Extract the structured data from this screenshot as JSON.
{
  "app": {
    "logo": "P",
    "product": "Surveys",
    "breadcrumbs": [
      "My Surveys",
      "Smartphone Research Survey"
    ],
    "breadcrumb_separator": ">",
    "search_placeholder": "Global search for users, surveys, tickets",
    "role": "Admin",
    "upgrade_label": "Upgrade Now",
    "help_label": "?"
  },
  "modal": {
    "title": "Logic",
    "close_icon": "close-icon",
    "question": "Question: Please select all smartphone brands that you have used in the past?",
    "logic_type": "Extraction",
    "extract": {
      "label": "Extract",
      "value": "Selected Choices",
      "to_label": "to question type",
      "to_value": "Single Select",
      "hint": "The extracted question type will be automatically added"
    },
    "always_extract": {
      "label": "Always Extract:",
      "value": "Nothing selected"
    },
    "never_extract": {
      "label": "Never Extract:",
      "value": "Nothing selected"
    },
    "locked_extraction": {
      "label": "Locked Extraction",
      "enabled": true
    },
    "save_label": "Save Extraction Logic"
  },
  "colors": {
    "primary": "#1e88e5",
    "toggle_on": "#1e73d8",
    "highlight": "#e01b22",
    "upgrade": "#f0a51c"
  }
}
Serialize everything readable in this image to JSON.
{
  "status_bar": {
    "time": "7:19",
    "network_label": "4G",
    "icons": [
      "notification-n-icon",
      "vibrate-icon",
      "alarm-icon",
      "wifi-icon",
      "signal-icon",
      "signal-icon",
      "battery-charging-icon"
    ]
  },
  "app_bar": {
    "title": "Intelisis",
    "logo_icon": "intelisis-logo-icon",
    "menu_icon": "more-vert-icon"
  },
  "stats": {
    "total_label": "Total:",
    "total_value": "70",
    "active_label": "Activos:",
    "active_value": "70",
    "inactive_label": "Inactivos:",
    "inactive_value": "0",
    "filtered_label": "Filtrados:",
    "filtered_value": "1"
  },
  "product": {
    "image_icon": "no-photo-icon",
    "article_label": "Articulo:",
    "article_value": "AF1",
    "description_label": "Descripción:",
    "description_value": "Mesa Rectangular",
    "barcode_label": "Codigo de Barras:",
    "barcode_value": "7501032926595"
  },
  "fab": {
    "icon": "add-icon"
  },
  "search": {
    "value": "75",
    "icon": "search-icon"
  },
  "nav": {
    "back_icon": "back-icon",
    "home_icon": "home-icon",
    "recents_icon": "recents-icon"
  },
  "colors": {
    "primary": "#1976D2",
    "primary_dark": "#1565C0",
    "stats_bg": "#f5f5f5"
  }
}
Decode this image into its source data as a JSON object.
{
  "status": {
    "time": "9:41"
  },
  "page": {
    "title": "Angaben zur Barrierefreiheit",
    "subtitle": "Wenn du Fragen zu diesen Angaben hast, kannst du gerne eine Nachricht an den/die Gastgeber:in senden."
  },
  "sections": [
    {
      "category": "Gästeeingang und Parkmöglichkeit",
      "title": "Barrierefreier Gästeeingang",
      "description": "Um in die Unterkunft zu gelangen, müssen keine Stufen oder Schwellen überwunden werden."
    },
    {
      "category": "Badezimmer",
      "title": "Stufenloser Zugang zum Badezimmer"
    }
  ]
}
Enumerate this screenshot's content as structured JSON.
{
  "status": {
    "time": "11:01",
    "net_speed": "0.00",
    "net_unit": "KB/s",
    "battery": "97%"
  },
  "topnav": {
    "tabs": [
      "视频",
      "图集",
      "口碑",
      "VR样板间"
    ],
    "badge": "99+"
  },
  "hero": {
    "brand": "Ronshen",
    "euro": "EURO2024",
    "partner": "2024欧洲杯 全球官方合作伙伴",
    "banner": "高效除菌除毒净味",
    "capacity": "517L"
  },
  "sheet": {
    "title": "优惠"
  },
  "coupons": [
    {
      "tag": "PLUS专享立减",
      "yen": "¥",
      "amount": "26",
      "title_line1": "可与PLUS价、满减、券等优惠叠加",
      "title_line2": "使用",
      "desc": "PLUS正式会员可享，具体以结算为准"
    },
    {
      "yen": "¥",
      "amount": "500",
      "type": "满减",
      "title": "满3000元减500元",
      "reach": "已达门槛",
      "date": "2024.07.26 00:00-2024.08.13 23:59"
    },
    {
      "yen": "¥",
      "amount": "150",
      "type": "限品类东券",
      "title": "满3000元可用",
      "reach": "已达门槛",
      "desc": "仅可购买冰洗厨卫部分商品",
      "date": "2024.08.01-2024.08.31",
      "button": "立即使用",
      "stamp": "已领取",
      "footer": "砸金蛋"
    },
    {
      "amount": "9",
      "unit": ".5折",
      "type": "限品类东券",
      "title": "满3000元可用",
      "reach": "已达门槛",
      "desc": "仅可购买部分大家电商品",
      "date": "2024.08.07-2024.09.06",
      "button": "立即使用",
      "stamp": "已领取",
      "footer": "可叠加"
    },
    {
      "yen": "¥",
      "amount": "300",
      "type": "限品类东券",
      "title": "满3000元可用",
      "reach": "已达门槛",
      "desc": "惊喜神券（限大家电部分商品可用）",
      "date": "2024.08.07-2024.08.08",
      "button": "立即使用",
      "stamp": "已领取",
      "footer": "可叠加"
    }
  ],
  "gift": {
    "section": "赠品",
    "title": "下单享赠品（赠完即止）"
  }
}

+ + + + +

* **TASK DIRECTIONS**:
In this exercise, repeat all entries exactly.

* **EXERCISE RESPONSE**:
Extract the structured data from this screenshot as JSON.
{
  "app": {
    "logo": "P",
    "product": "Surveys",
    "breadcrumbs": [
      "My Surveys",
      "Smartphone Research Survey"
    ],
    "breadcrumb_separator": ">",
    "search_placeholder": "Global search for users, surveys, tickets",
    "role": "Admin",
    "upgrade_label": "Upgrade Now",
    "help_label": "?"
  },
  "modal": {
    "title": "Logic",
    "close_icon": "close-icon",
    "question": "Question: Please select all smartphone brands that you have used in the past?",
    "logic_type": "Extraction",
    "extract": {
      "label": "Extract",
      "value": "Selected Choices",
      "to_label": "to question type",
      "to_value": "Single Select",
      "hint": "The extracted question type will be automatically added"
    },
    "always_extract": {
      "label": "Always Extract:",
      "value": "Nothing selected"
    },
    "never_extract": {
      "label": "Never Extract:",
      "value": "Nothing selected"
    },
    "locked_extraction": {
      "label": "Locked Extraction",
      "enabled": true
    },
    "save_label": "Save Extraction Logic"
  },
  "colors": {
    "primary": "#1e88e5",
    "toggle_on": "#1e73d8",
    "highlight": "#e01b22",
    "upgrade": "#f0a51c"
  }
}
Serialize everything readable in this image to JSON.
{
  "status_bar": {
    "time": "7:19",
    "network_label": "4G",
    "icons": [
      "notification-n-icon",
      "vibrate-icon",
      "alarm-icon",
      "wifi-icon",
      "signal-icon",
      "signal-icon",
      "battery-charging-icon"
    ]
  },
  "app_bar": {
    "title": "Intelisis",
    "logo_icon": "intelisis-logo-icon",
    "menu_icon": "more-vert-icon"
  },
  "stats": {
    "total_label": "Total:",
    "total_value": "70",
    "active_label": "Activos:",
    "active_value": "70",
    "inactive_label": "Inactivos:",
    "inactive_value": "0",
    "filtered_label": "Filtrados:",
    "filtered_value": "1"
  },
  "product": {
    "image_icon": "no-photo-icon",
    "article_label": "Articulo:",
    "article_value": "AF1",
    "description_label": "Descripción:",
    "description_value": "Mesa Rectangular",
    "barcode_label": "Codigo de Barras:",
    "barcode_value": "7501032926595"
  },
  "fab": {
    "icon": "add-icon"
  },
  "search": {
    "value": "75",
    "icon": "search-icon"
  },
  "nav": {
    "back_icon": "back-icon",
    "home_icon": "home-icon",
    "recents_icon": "recents-icon"
  },
  "colors": {
    "primary": "#1976D2",
    "primary_dark": "#1565C0",
    "stats_bg": "#f5f5f5"
  }
}
Decode this image into its source data as a JSON object.
{
  "status": {
    "time": "9:41"
  },
  "page": {
    "title": "Angaben zur Barrierefreiheit",
    "subtitle": "Wenn du Fragen zu diesen Angaben hast, kannst du gerne eine Nachricht an den/die Gastgeber:in senden."
  },
  "sections": [
    {
      "category": "Gästeeingang und Parkmöglichkeit",
      "title": "Barrierefreier Gästeeingang",
      "description": "Um in die Unterkunft zu gelangen, müssen keine Stufen oder Schwellen überwunden werden."
    },
    {
      "category": "Badezimmer",
      "title": "Stufenloser Zugang zum Badezimmer"
    }
  ]
}
Enumerate this screenshot's content as structured JSON.
{
  "status": {
    "time": "11:01",
    "net_speed": "0.00",
    "net_unit": "KB/s",
    "battery": "97%"
  },
  "topnav": {
    "tabs": [
      "视频",
      "图集",
      "口碑",
      "VR样板间"
    ],
    "badge": "99+"
  },
  "hero": {
    "brand": "Ronshen",
    "euro": "EURO2024",
    "partner": "2024欧洲杯 全球官方合作伙伴",
    "banner": "高效除菌除毒净味",
    "capacity": "517L"
  },
  "sheet": {
    "title": "优惠"
  },
  "coupons": [
    {
      "tag": "PLUS专享立减",
      "yen": "¥",
      "amount": "26",
      "title_line1": "可与PLUS价、满减、券等优惠叠加",
      "title_line2": "使用",
      "desc": "PLUS正式会员可享，具体以结算为准"
    },
    {
      "yen": "¥",
      "amount": "500",
      "type": "满减",
      "title": "满3000元减500元",
      "reach": "已达门槛",
      "date": "2024.07.26 00:00-2024.08.13 23:59"
    },
    {
      "yen": "¥",
      "amount": "150",
      "type": "限品类东券",
      "title": "满3000元可用",
      "reach": "已达门槛",
      "desc": "仅可购买冰洗厨卫部分商品",
      "date": "2024.08.01-2024.08.31",
      "button": "立即使用",
      "stamp": "已领取",
      "footer": "砸金蛋"
    },
    {
      "amount": "9",
      "unit": ".5折",
      "type": "限品类东券",
      "title": "满3000元可用",
      "reach": "已达门槛",
      "desc": "仅可购买部分大家电商品",
      "date": "2024.08.07-2024.09.06",
      "button": "立即使用",
      "stamp": "已领取",
      "footer": "可叠加"
    },
    {
      "yen": "¥",
      "amount": "300",
      "type": "限品类东券",
      "title": "满3000元可用",
      "reach": "已达门槛",
      "desc": "惊喜神券（限大家电部分商品可用）",
      "date": "2024.08.07-2024.08.08",
      "button": "立即使用",
      "stamp": "已领取",
      "footer": "可叠加"
    }
  ],
  "gift": {
    "section": "赠品",
    "title": "下单享赠品（赠完即止）"
  }
}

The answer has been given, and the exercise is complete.